* [TASK DETAILS]
Locate the lines where "EURUSD" occurs and copy them as they stand.

begin RAW DATA

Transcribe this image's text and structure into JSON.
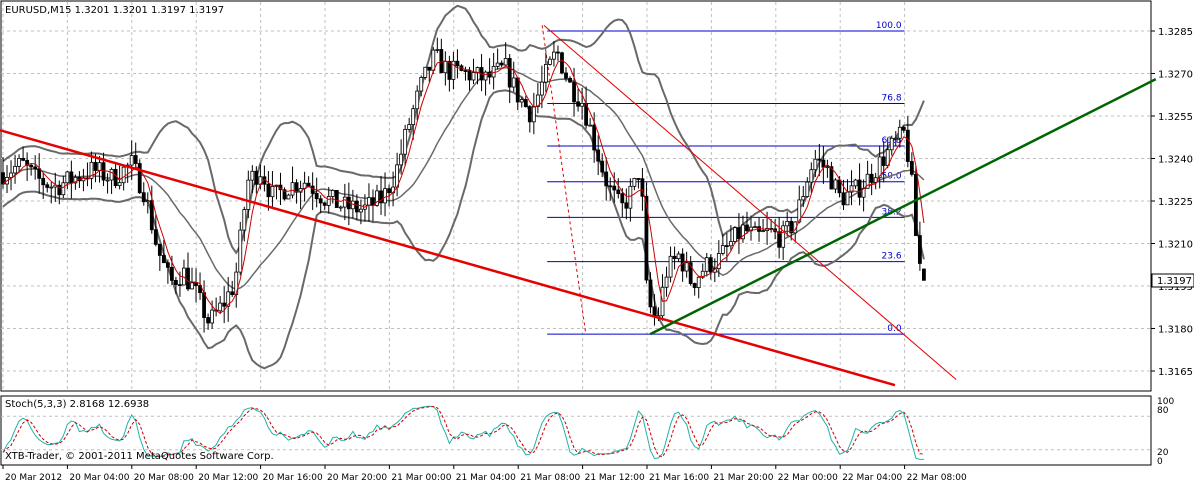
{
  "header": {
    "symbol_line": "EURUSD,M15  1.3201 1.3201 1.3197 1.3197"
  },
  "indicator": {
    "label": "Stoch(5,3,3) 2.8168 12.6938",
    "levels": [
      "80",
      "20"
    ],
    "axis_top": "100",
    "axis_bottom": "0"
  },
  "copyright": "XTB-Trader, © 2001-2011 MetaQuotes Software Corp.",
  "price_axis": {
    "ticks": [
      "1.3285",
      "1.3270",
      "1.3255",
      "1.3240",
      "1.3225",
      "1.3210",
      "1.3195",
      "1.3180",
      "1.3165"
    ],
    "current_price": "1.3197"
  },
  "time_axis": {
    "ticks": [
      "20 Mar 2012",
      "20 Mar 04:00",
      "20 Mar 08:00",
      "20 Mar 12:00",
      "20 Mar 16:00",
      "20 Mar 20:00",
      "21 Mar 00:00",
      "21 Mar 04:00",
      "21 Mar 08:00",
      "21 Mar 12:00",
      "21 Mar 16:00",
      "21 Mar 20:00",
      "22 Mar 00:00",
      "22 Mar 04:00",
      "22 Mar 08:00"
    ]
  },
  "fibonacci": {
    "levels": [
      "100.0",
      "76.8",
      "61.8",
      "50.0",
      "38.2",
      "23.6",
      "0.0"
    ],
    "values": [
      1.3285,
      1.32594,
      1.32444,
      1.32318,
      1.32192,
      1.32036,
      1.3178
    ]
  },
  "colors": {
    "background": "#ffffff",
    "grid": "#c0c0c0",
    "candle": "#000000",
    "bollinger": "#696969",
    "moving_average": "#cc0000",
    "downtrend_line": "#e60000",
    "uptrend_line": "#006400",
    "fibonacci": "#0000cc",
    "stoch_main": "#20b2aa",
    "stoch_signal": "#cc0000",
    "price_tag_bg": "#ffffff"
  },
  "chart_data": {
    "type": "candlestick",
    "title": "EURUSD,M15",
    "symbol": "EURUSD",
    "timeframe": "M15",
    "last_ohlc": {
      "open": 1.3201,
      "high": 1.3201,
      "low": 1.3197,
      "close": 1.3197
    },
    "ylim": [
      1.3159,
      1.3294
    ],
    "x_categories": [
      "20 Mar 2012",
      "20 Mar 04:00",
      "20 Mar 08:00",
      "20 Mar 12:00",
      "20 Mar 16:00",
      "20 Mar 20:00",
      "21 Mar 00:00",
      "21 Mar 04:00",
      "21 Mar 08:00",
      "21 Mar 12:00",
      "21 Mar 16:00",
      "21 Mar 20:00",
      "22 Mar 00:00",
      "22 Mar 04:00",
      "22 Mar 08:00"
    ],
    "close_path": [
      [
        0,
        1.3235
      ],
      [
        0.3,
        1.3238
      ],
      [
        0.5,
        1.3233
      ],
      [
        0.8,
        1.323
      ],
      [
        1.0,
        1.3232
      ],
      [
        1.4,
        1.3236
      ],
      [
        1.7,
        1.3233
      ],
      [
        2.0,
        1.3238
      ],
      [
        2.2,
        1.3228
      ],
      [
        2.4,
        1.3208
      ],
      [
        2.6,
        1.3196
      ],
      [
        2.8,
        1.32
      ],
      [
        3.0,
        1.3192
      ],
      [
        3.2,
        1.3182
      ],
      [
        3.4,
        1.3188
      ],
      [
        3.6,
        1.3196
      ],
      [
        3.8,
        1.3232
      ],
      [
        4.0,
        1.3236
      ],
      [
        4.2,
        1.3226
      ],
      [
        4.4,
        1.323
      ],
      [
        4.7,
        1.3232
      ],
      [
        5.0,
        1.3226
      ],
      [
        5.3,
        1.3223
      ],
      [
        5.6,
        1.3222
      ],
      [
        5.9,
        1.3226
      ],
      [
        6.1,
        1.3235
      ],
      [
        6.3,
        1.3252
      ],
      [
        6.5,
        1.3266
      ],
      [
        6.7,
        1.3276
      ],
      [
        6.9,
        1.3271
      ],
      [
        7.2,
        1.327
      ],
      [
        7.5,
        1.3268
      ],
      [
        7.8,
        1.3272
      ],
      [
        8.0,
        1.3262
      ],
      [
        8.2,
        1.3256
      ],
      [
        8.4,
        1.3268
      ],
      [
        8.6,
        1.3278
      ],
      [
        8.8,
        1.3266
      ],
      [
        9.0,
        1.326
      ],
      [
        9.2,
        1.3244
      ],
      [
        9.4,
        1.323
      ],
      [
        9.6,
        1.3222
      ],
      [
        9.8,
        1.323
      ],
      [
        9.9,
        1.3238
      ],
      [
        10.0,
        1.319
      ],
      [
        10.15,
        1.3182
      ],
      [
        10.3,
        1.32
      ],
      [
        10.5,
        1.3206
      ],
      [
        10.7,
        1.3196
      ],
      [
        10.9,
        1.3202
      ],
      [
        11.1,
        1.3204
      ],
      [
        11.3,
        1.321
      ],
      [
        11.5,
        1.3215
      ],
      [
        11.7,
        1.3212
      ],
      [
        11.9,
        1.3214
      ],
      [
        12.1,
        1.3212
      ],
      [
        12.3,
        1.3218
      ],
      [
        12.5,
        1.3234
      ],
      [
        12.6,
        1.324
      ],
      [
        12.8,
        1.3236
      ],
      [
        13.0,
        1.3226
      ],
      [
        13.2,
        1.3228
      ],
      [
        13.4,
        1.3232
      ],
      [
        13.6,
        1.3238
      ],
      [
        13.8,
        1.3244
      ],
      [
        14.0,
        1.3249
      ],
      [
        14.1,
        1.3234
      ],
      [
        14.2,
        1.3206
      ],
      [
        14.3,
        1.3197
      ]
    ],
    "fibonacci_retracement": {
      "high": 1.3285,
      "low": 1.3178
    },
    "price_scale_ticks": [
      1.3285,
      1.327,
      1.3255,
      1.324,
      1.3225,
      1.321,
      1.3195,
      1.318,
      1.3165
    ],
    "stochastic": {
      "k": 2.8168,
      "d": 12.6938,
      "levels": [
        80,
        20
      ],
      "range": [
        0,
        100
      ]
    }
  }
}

end RAW DATA

* [RESULT BELOW]
    "symbol_line": "EURUSD,M15  1.3201 1.3201 1.3197 1.3197"
    "title": "EURUSD,M15",
    "symbol": "EURUSD",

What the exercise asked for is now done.